## TO DO
Repeat every line of the material, character for character.

---

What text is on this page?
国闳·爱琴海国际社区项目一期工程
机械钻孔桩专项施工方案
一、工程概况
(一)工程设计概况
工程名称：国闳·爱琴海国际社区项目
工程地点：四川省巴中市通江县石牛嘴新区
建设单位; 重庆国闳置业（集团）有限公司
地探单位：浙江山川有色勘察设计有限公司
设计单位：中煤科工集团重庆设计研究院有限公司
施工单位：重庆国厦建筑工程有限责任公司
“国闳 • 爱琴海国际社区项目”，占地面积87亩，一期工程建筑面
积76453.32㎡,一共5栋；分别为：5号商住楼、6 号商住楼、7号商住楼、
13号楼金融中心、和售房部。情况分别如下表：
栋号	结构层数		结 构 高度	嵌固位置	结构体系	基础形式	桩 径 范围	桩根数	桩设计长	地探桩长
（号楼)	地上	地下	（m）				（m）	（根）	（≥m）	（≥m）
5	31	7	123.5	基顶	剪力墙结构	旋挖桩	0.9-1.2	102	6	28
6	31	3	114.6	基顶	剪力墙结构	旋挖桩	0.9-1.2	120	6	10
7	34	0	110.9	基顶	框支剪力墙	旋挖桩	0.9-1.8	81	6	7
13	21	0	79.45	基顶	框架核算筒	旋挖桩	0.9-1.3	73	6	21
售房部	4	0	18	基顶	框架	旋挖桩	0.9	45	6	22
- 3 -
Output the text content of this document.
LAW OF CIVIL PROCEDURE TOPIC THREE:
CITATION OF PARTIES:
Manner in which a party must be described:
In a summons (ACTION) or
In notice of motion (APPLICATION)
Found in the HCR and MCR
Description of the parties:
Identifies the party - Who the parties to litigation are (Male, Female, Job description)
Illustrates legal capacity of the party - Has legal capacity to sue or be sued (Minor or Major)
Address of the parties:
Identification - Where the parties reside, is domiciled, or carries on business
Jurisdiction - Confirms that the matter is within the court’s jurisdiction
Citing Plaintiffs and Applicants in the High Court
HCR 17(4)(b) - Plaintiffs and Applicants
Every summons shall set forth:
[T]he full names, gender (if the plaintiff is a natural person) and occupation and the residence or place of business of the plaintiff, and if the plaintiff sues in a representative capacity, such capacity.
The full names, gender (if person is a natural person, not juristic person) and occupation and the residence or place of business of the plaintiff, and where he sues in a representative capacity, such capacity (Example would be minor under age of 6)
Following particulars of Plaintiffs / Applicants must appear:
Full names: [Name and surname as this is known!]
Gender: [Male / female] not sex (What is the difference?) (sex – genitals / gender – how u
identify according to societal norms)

---

## THE COMPLETED TASK
What text is on this page?
国闳·爱琴海国际社区项目一期工程
机械钻孔桩专项施工方案
一、工程概况
(一)工程设计概况
工程名称：国闳·爱琴海国际社区项目
工程地点：四川省巴中市通江县石牛嘴新区
建设单位; 重庆国闳置业（集团）有限公司
地探单位：浙江山川有色勘察设计有限公司
设计单位：中煤科工集团重庆设计研究院有限公司
施工单位：重庆国厦建筑工程有限责任公司
“国闳 • 爱琴海国际社区项目”，占地面积87亩，一期工程建筑面
积76453.32㎡,一共5栋；分别为：5号商住楼、6 号商住楼、7号商住楼、
13号楼金融中心、和售房部。情况分别如下表：
栋号	结构层数		结 构 高度	嵌固位置	结构体系	基础形式	桩 径 范围	桩根数	桩设计长	地探桩长
（号楼)	地上	地下	（m）				（m）	（根）	（≥m）	（≥m）
5	31	7	123.5	基顶	剪力墙结构	旋挖桩	0.9-1.2	102	6	28
6	31	3	114.6	基顶	剪力墙结构	旋挖桩	0.9-1.2	120	6	10
7	34	0	110.9	基顶	框支剪力墙	旋挖桩	0.9-1.8	81	6	7
13	21	0	79.45	基顶	框架核算筒	旋挖桩	0.9-1.3	73	6	21
售房部	4	0	18	基顶	框架	旋挖桩	0.9	45	6	22
- 3 -
Output the text content of this document.
LAW OF CIVIL PROCEDURE TOPIC THREE:
CITATION OF PARTIES:
Manner in which a party must be described:
In a summons (ACTION) or
In notice of motion (APPLICATION)
Found in the HCR and MCR
Description of the parties:
Identifies the party - Who the parties to litigation are (Male, Female, Job description)
Illustrates legal capacity of the party - Has legal capacity to sue or be sued (Minor or Major)
Address of the parties:
Identification - Where the parties reside, is domiciled, or carries on business
Jurisdiction - Confirms that the matter is within the court’s jurisdiction
Citing Plaintiffs and Applicants in the High Court
HCR 17(4)(b) - Plaintiffs and Applicants
Every summons shall set forth:
[T]he full names, gender (if the plaintiff is a natural person) and occupation and the residence or place of business of the plaintiff, and if the plaintiff sues in a representative capacity, such capacity.
The full names, gender (if person is a natural person, not juristic person) and occupation and the residence or place of business of the plaintiff, and where he sues in a representative capacity, such capacity (Example would be minor under age of 6)
Following particulars of Plaintiffs / Applicants must appear:
Full names: [Name and surname as this is known!]
Gender: [Male / female] not sex (What is the difference?) (sex – genitals / gender – how u
identify according to societal norms)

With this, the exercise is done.